▸ **Raw records**:

_____

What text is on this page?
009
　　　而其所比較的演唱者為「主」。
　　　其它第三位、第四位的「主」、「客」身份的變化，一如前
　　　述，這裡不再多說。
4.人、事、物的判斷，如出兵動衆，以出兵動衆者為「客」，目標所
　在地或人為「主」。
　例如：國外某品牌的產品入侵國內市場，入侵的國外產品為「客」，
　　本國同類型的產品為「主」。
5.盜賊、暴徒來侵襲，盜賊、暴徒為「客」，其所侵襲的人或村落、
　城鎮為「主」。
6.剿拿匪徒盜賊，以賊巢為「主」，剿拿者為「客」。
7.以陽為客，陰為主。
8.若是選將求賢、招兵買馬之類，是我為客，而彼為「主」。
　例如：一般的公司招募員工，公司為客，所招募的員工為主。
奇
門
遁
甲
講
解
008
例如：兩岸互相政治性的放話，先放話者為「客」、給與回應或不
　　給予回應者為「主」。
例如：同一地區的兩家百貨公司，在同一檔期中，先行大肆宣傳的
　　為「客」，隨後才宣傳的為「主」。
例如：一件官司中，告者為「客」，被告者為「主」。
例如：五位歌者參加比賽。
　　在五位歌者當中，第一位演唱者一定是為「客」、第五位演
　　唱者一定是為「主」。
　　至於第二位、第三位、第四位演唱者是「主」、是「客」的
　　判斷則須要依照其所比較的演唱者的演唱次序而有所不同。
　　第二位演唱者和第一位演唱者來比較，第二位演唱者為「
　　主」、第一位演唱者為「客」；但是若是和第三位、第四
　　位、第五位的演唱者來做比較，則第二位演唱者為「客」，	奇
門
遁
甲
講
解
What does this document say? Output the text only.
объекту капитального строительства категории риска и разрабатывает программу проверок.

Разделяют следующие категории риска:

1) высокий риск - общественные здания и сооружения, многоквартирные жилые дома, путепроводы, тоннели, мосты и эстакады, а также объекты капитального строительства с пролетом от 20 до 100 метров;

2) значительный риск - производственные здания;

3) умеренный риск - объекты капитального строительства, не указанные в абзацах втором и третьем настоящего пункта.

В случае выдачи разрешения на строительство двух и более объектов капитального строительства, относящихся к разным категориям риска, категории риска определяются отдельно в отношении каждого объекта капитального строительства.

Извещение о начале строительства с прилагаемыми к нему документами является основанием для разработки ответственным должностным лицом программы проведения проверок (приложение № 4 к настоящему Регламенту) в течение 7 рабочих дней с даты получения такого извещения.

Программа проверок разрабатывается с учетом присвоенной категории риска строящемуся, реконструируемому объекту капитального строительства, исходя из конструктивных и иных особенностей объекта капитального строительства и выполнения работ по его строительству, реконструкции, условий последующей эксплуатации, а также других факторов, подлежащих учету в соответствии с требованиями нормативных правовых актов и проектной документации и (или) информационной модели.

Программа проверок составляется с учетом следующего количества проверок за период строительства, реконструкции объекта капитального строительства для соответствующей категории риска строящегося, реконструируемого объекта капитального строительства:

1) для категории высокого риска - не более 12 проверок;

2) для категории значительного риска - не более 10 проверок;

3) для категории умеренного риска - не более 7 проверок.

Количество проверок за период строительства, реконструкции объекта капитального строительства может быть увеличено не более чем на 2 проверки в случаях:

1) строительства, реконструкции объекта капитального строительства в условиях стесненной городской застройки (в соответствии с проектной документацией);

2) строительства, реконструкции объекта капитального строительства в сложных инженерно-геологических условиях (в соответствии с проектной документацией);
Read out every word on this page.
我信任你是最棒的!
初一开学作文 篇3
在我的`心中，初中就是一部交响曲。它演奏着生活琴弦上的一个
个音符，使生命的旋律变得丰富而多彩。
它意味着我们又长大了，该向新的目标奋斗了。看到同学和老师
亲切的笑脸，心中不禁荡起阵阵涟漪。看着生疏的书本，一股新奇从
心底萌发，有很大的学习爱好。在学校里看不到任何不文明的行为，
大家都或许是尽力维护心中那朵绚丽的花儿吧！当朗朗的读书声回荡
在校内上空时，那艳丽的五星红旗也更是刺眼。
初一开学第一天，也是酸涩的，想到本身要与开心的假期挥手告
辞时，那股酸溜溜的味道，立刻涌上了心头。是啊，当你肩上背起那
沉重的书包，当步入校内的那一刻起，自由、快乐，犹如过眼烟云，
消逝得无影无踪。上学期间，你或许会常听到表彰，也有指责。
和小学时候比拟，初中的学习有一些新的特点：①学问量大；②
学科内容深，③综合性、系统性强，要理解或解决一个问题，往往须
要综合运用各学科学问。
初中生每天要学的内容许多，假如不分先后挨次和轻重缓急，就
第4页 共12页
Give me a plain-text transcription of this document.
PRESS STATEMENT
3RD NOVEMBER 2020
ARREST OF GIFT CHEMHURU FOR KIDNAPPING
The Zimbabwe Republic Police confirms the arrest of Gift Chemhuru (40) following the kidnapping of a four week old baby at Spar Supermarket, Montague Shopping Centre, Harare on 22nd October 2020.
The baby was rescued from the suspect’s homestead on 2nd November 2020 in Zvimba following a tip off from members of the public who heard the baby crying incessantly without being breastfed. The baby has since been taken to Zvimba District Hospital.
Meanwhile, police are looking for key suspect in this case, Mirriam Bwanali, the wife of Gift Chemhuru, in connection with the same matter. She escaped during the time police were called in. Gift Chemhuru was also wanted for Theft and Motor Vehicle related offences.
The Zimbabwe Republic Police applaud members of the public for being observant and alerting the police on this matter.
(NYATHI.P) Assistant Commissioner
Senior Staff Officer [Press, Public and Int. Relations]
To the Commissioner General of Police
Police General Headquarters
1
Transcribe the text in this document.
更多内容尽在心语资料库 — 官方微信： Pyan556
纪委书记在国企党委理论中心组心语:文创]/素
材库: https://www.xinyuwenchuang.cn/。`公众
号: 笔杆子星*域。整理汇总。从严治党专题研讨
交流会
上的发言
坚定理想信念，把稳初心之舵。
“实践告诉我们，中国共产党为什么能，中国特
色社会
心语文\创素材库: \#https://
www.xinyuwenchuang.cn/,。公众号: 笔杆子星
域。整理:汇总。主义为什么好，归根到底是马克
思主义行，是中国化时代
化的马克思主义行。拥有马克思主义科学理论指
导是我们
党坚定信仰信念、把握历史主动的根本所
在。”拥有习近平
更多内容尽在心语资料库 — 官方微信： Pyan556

_____

▸ **Task requirements**: Locate the word "более" in the records and collect each line it appears in.

▸ **Solved problem**:
В случае выдачи разрешения на строительство двух и более объектов капитального строительства, относящихся к разным категориям риска, категории риска определяются отдельно в отношении каждого объекта капитального строительства.
1) для категории высокого риска - не более 12 проверок;
2) для категории значительного риска - не более 10 проверок;
3) для категории умеренного риска - не более 7 проверок.
Количество проверок за период строительства, реконструкции объекта капитального строительства может быть увеличено не более чем на 2 проверки в случаях:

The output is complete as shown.